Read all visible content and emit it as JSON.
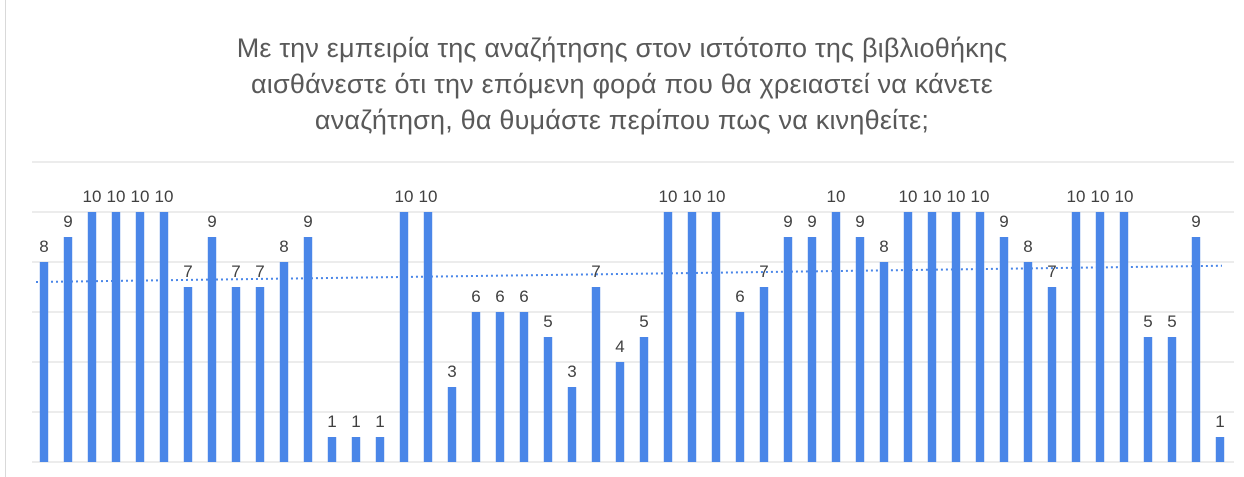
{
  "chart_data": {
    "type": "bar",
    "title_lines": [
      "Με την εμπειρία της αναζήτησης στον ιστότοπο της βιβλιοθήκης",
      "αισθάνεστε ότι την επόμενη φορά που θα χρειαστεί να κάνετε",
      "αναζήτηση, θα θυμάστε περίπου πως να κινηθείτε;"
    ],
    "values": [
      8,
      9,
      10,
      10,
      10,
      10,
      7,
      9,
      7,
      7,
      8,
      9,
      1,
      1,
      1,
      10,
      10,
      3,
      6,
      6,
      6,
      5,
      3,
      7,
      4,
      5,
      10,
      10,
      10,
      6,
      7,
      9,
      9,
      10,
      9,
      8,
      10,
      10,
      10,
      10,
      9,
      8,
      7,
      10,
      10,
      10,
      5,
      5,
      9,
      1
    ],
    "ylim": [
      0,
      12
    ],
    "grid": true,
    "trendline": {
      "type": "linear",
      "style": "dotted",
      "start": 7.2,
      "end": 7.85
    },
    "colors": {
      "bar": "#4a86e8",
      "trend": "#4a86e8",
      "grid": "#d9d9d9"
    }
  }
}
* * *
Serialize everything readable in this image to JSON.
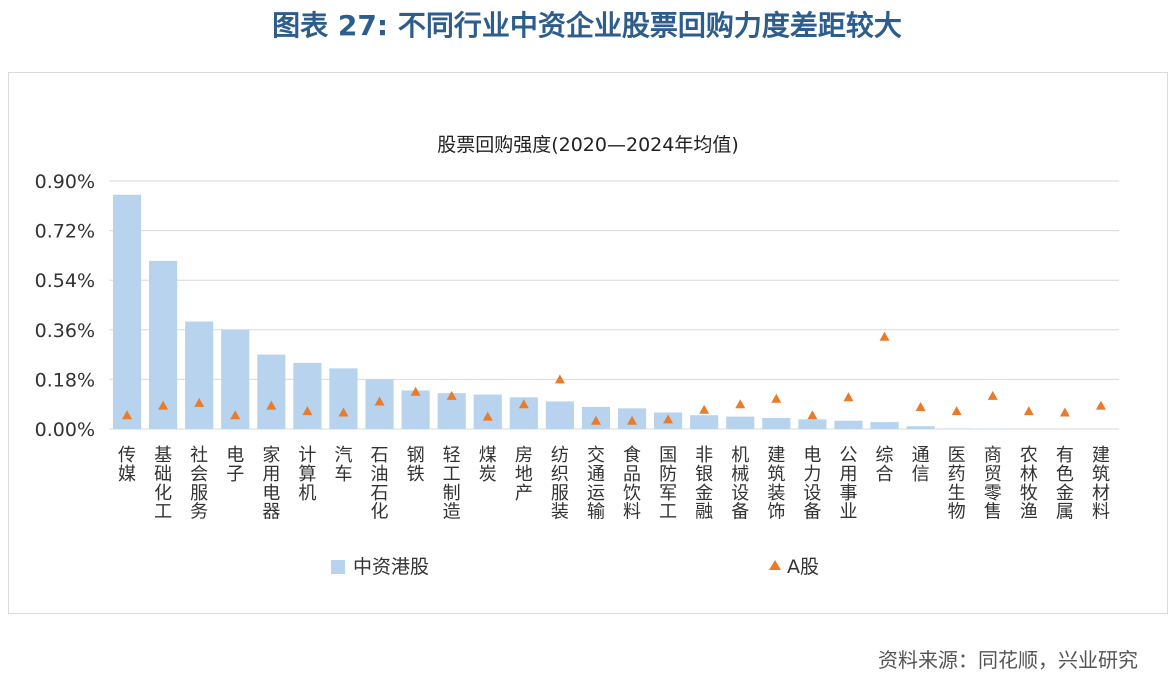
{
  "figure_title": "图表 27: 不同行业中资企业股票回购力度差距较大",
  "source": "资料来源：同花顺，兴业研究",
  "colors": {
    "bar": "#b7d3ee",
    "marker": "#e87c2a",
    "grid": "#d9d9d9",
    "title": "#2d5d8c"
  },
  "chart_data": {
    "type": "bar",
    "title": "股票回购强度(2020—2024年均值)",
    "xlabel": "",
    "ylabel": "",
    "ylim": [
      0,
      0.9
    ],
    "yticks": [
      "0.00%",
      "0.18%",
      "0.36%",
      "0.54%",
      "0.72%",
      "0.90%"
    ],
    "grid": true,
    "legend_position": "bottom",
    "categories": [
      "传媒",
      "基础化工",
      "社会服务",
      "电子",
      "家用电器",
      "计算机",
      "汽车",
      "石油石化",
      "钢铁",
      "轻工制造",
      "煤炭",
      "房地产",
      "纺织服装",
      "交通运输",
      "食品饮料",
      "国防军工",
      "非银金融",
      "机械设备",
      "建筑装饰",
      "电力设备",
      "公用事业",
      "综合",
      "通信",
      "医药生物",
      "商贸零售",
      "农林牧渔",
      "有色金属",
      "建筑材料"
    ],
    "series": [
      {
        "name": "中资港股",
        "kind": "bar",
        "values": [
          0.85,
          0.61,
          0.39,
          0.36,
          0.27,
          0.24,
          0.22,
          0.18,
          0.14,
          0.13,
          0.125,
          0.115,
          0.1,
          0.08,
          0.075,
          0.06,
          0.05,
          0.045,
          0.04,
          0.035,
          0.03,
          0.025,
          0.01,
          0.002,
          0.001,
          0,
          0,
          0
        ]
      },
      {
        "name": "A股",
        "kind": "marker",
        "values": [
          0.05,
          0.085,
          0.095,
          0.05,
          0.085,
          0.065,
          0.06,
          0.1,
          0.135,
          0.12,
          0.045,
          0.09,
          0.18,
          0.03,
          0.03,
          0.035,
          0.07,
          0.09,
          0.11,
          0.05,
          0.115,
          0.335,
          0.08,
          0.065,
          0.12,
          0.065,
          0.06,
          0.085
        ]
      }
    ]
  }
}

__Goal of the exercise__
Select every line in the records above that contains the word "grid".

__Problem solution__
    "grid": true,
      "grid": "#d9d9d9"
    "grid": "#d9d9d9",
    "grid": true,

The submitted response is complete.